» **Required task**:
Print the entries verbatim, leaving out the images they contain.
— START Given entries —
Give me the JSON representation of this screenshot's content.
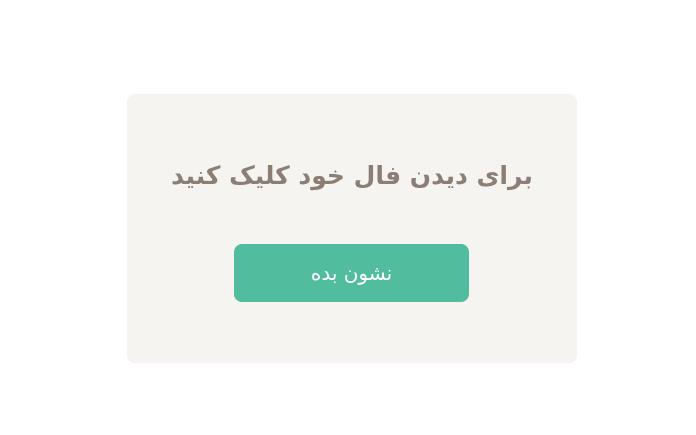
{
  "card": {
    "title": "برای دیدن فال خود کلیک کنید",
    "button_label": "نشون بده"
  },
  "colors": {
    "page_background": "#ffffff",
    "card_background": "#f6f4f1",
    "title_text": "#8a7e75",
    "button_background": "#52bd9e",
    "button_text": "#ffffff"
  }
}
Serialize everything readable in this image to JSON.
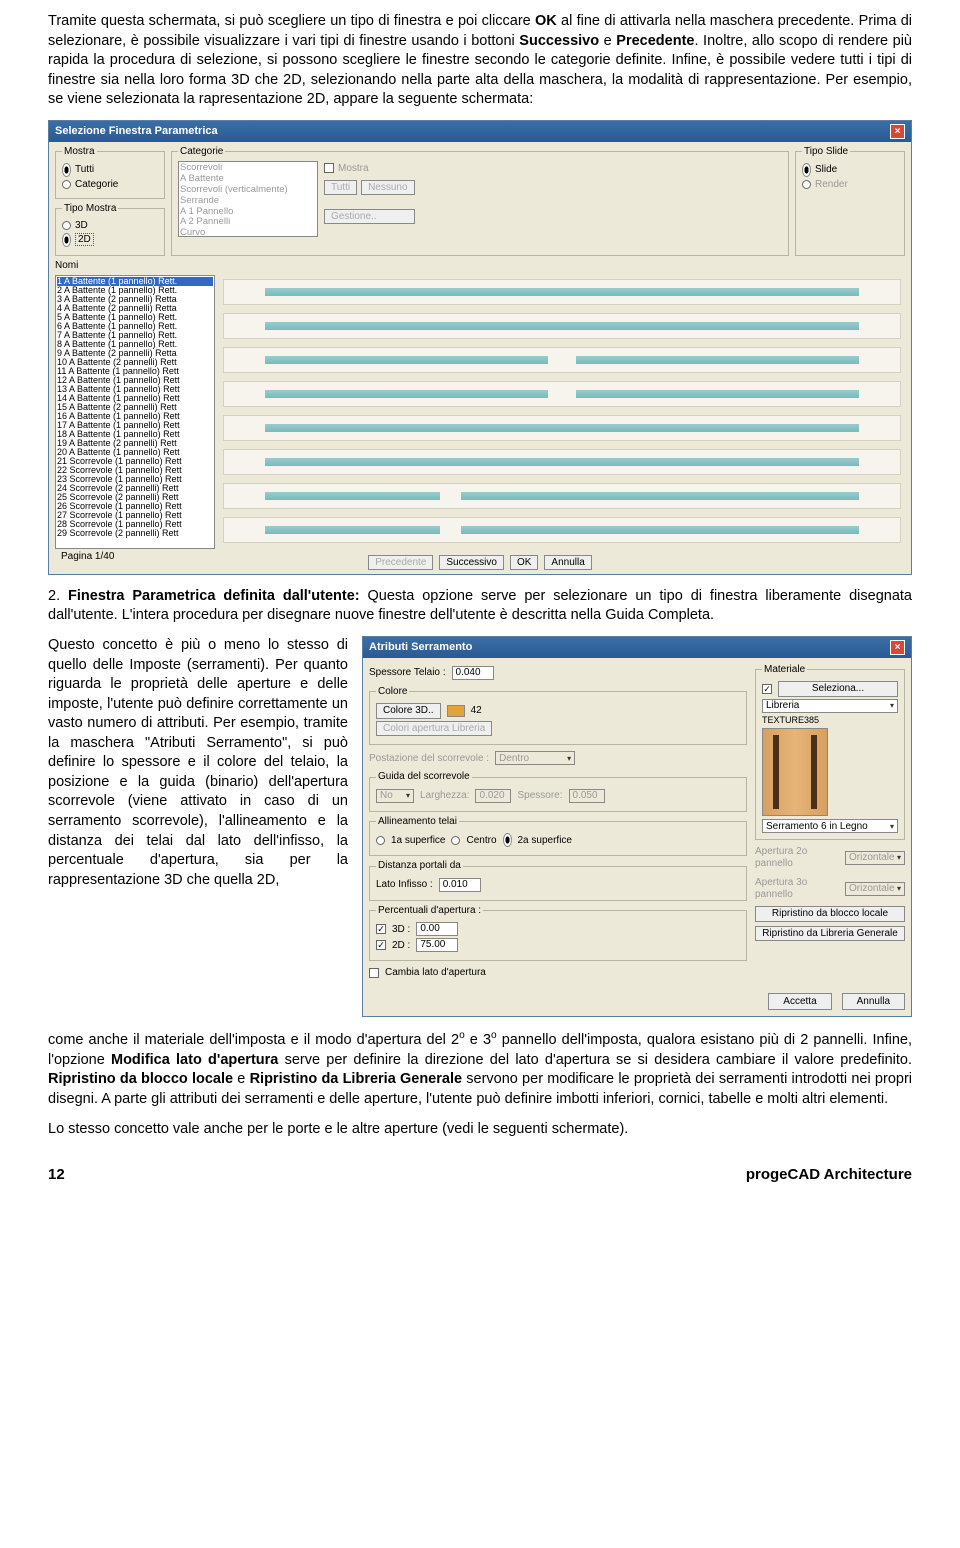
— END Given entries —
» **Correct answer**:
Give me the JSON representation of this screenshot's content.
{
  "card": {
    "title": "برای دیدن فال خود کلیک کنید",
    "button_label": "نشون بده"
  },
  "colors": {
    "page_background": "#ffffff",
    "card_background": "#f6f4f1",
    "title_text": "#8a7e75",
    "button_background": "#52bd9e",
    "button_text": "#ffffff"
  }
}
Serialize everything readable in this image to JSON.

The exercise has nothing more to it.